>> begin Excerpted records

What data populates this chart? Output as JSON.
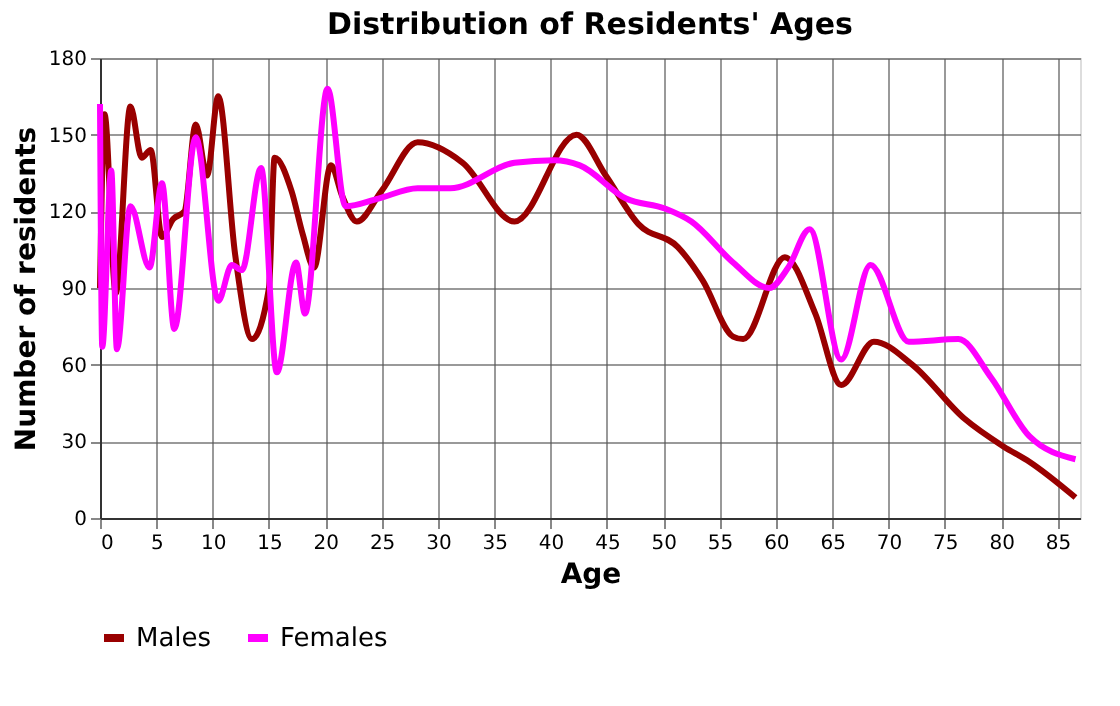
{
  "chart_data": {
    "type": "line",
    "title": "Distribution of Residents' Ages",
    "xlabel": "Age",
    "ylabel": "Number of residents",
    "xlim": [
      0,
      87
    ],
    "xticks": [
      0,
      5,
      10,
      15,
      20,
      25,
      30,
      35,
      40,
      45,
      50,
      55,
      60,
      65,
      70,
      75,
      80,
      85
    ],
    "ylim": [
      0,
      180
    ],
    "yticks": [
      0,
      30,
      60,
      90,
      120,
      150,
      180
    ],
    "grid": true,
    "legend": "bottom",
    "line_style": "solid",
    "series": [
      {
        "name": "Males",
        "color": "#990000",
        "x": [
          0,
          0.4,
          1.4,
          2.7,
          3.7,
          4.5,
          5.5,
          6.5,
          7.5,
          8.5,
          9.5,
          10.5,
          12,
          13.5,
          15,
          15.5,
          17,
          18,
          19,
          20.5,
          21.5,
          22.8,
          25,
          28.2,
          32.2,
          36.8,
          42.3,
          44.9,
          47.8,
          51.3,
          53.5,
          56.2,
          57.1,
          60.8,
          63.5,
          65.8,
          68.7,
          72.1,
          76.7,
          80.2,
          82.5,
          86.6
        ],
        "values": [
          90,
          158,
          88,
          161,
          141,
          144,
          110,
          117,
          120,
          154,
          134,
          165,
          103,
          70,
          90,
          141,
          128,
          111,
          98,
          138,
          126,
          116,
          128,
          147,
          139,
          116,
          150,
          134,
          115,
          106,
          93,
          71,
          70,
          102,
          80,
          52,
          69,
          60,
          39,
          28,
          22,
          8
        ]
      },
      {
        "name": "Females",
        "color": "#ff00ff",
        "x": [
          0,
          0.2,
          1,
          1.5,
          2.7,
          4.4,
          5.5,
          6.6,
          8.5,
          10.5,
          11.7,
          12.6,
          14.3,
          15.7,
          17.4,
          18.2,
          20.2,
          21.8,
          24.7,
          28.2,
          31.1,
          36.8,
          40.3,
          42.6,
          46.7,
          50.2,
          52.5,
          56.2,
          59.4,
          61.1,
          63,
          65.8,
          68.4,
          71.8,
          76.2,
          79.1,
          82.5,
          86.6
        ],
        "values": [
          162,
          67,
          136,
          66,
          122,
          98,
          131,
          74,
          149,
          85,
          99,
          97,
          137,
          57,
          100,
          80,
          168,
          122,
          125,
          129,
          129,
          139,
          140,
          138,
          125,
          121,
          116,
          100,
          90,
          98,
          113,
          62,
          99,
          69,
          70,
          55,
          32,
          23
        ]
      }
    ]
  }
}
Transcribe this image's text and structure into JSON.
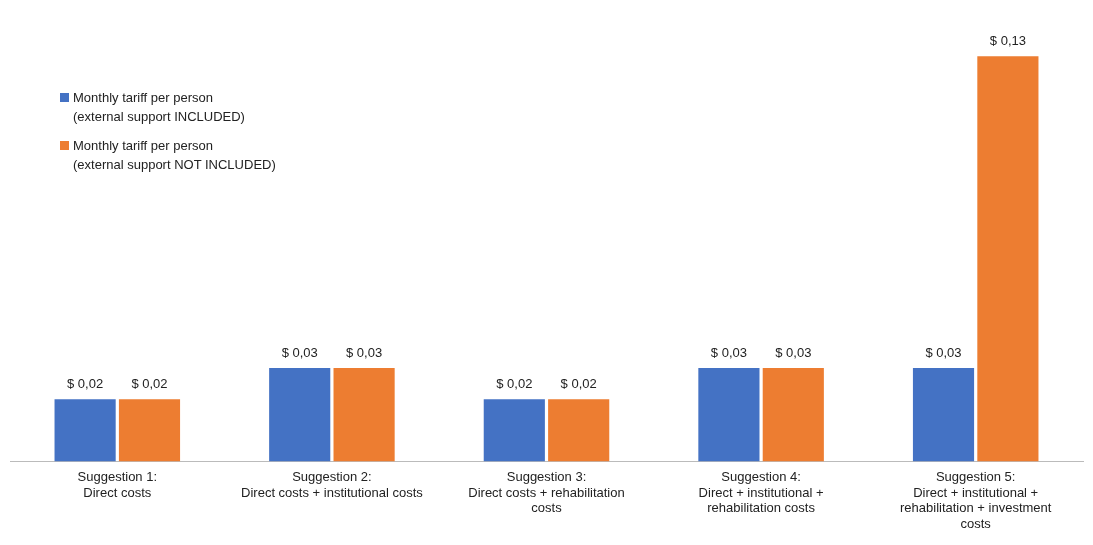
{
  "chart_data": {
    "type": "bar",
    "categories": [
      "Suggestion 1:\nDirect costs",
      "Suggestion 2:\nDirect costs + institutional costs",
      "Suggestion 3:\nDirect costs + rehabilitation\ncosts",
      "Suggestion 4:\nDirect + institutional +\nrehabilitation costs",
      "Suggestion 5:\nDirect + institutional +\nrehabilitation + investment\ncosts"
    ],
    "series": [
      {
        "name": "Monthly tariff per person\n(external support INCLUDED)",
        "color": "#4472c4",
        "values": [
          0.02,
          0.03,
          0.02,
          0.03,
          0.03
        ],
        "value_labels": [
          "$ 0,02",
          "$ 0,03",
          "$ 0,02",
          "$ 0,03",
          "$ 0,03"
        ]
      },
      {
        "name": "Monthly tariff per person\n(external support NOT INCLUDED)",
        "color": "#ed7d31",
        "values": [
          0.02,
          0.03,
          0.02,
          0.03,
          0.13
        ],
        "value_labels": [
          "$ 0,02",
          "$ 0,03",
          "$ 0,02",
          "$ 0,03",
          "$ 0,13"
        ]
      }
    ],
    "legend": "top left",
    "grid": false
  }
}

>> end Excerpted records

■ **Problem statement**
Copy the whole of the material above exactly, but not its images.

■ **Task result**
What data populates this chart? Output as JSON.
{
  "chart_data": {
    "type": "line",
    "title": "Distribution of Residents' Ages",
    "xlabel": "Age",
    "ylabel": "Number of residents",
    "xlim": [
      0,
      87
    ],
    "xticks": [
      0,
      5,
      10,
      15,
      20,
      25,
      30,
      35,
      40,
      45,
      50,
      55,
      60,
      65,
      70,
      75,
      80,
      85
    ],
    "ylim": [
      0,
      180
    ],
    "yticks": [
      0,
      30,
      60,
      90,
      120,
      150,
      180
    ],
    "grid": true,
    "legend": "bottom",
    "line_style": "solid",
    "series": [
      {
        "name": "Males",
        "color": "#990000",
        "x": [
          0,
          0.4,
          1.4,
          2.7,
          3.7,
          4.5,
          5.5,
          6.5,
          7.5,
          8.5,
          9.5,
          10.5,
          12,
          13.5,
          15,
          15.5,
          17,
          18,
          19,
          20.5,
          21.5,
          22.8,
          25,
          28.2,
          32.2,
          36.8,
          42.3,
          44.9,
          47.8,
          51.3,
          53.5,
          56.2,
          57.1,
          60.8,
          63.5,
          65.8,
          68.7,
          72.1,
          76.7,
          80.2,
          82.5,
          86.6
        ],
        "values": [
          90,
          158,
          88,
          161,
          141,
          144,
          110,
          117,
          120,
          154,
          134,
          165,
          103,
          70,
          90,
          141,
          128,
          111,
          98,
          138,
          126,
          116,
          128,
          147,
          139,
          116,
          150,
          134,
          115,
          106,
          93,
          71,
          70,
          102,
          80,
          52,
          69,
          60,
          39,
          28,
          22,
          8
        ]
      },
      {
        "name": "Females",
        "color": "#ff00ff",
        "x": [
          0,
          0.2,
          1,
          1.5,
          2.7,
          4.4,
          5.5,
          6.6,
          8.5,
          10.5,
          11.7,
          12.6,
          14.3,
          15.7,
          17.4,
          18.2,
          20.2,
          21.8,
          24.7,
          28.2,
          31.1,
          36.8,
          40.3,
          42.6,
          46.7,
          50.2,
          52.5,
          56.2,
          59.4,
          61.1,
          63,
          65.8,
          68.4,
          71.8,
          76.2,
          79.1,
          82.5,
          86.6
        ],
        "values": [
          162,
          67,
          136,
          66,
          122,
          98,
          131,
          74,
          149,
          85,
          99,
          97,
          137,
          57,
          100,
          80,
          168,
          122,
          125,
          129,
          129,
          139,
          140,
          138,
          125,
          121,
          116,
          100,
          90,
          98,
          113,
          62,
          99,
          69,
          70,
          55,
          32,
          23
        ]
      }
    ]
  }
}
Transcribe this image's text and structure into JSON.
{
  "chart_data": {
    "type": "bar",
    "categories": [
      "Suggestion 1:\nDirect costs",
      "Suggestion 2:\nDirect costs + institutional costs",
      "Suggestion 3:\nDirect costs + rehabilitation\ncosts",
      "Suggestion 4:\nDirect + institutional +\nrehabilitation costs",
      "Suggestion 5:\nDirect + institutional +\nrehabilitation + investment\ncosts"
    ],
    "series": [
      {
        "name": "Monthly tariff per person\n(external support INCLUDED)",
        "color": "#4472c4",
        "values": [
          0.02,
          0.03,
          0.02,
          0.03,
          0.03
        ],
        "value_labels": [
          "$ 0,02",
          "$ 0,03",
          "$ 0,02",
          "$ 0,03",
          "$ 0,03"
        ]
      },
      {
        "name": "Monthly tariff per person\n(external support NOT INCLUDED)",
        "color": "#ed7d31",
        "values": [
          0.02,
          0.03,
          0.02,
          0.03,
          0.13
        ],
        "value_labels": [
          "$ 0,02",
          "$ 0,03",
          "$ 0,02",
          "$ 0,03",
          "$ 0,13"
        ]
      }
    ],
    "legend": "top left",
    "grid": false
  }
}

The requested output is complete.